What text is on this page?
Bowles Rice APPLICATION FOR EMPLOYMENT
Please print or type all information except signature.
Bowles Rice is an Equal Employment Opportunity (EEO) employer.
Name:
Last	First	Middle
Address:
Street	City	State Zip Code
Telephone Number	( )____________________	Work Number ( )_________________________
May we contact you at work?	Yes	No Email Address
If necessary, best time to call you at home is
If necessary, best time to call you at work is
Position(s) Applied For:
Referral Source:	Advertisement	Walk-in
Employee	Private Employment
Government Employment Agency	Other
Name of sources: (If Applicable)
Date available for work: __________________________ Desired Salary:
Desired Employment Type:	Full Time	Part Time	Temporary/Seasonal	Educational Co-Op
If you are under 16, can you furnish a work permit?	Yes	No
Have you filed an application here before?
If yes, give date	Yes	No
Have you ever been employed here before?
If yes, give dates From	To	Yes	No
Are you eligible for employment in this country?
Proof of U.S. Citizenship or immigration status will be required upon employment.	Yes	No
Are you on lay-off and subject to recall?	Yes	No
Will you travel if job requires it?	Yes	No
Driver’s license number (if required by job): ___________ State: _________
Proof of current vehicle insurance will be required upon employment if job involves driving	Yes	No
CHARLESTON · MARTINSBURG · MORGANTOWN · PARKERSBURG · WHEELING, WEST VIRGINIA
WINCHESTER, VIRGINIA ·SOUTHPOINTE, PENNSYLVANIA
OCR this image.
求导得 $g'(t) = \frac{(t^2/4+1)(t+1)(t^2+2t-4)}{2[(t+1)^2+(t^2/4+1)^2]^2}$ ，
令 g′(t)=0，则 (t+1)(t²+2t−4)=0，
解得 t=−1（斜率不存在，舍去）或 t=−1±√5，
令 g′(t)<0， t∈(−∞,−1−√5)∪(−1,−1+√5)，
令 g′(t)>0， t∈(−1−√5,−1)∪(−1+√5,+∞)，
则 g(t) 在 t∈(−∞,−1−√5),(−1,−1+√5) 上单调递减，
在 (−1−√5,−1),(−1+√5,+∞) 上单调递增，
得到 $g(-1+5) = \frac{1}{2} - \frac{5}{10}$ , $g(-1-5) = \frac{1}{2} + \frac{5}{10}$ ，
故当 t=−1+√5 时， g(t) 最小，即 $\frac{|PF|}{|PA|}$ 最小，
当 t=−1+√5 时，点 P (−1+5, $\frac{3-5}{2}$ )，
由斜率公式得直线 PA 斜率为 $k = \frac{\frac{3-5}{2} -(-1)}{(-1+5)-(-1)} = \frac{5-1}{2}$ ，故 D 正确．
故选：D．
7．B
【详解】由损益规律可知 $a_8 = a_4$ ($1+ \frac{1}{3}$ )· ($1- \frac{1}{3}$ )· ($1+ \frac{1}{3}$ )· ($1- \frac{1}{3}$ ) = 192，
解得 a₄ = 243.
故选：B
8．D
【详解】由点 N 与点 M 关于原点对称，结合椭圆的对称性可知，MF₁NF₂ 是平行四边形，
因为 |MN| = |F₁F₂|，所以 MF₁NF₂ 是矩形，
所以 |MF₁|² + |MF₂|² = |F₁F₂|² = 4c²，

● ● ● ● ●

* _Brief_: Go through the records above and retype each one exactly.

* _Worked answer_:
What text is on this page?
Bowles Rice APPLICATION FOR EMPLOYMENT
Please print or type all information except signature.
Bowles Rice is an Equal Employment Opportunity (EEO) employer.
Name:
Last	First	Middle
Address:
Street	City	State Zip Code
Telephone Number	( )____________________	Work Number ( )_________________________
May we contact you at work?	Yes	No Email Address
If necessary, best time to call you at home is
If necessary, best time to call you at work is
Position(s) Applied For:
Referral Source:	Advertisement	Walk-in
Employee	Private Employment
Government Employment Agency	Other
Name of sources: (If Applicable)
Date available for work: __________________________ Desired Salary:
Desired Employment Type:	Full Time	Part Time	Temporary/Seasonal	Educational Co-Op
If you are under 16, can you furnish a work permit?	Yes	No
Have you filed an application here before?
If yes, give date	Yes	No
Have you ever been employed here before?
If yes, give dates From	To	Yes	No
Are you eligible for employment in this country?
Proof of U.S. Citizenship or immigration status will be required upon employment.	Yes	No
Are you on lay-off and subject to recall?	Yes	No
Will you travel if job requires it?	Yes	No
Driver’s license number (if required by job): ___________ State: _________
Proof of current vehicle insurance will be required upon employment if job involves driving	Yes	No
CHARLESTON · MARTINSBURG · MORGANTOWN · PARKERSBURG · WHEELING, WEST VIRGINIA
WINCHESTER, VIRGINIA ·SOUTHPOINTE, PENNSYLVANIA
OCR this image.
求导得 $g'(t) = \frac{(t^2/4+1)(t+1)(t^2+2t-4)}{2[(t+1)^2+(t^2/4+1)^2]^2}$ ，
令 g′(t)=0，则 (t+1)(t²+2t−4)=0，
解得 t=−1（斜率不存在，舍去）或 t=−1±√5，
令 g′(t)<0， t∈(−∞,−1−√5)∪(−1,−1+√5)，
令 g′(t)>0， t∈(−1−√5,−1)∪(−1+√5,+∞)，
则 g(t) 在 t∈(−∞,−1−√5),(−1,−1+√5) 上单调递减，
在 (−1−√5,−1),(−1+√5,+∞) 上单调递增，
得到 $g(-1+5) = \frac{1}{2} - \frac{5}{10}$ , $g(-1-5) = \frac{1}{2} + \frac{5}{10}$ ，
故当 t=−1+√5 时， g(t) 最小，即 $\frac{|PF|}{|PA|}$ 最小，
当 t=−1+√5 时，点 P (−1+5, $\frac{3-5}{2}$ )，
由斜率公式得直线 PA 斜率为 $k = \frac{\frac{3-5}{2} -(-1)}{(-1+5)-(-1)} = \frac{5-1}{2}$ ，故 D 正确．
故选：D．
7．B
【详解】由损益规律可知 $a_8 = a_4$ ($1+ \frac{1}{3}$ )· ($1- \frac{1}{3}$ )· ($1+ \frac{1}{3}$ )· ($1- \frac{1}{3}$ ) = 192，
解得 a₄ = 243.
故选：B
8．D
【详解】由点 N 与点 M 关于原点对称，结合椭圆的对称性可知，MF₁NF₂ 是平行四边形，
因为 |MN| = |F₁F₂|，所以 MF₁NF₂ 是矩形，
所以 |MF₁|² + |MF₂|² = |F₁F₂|² = 4c²，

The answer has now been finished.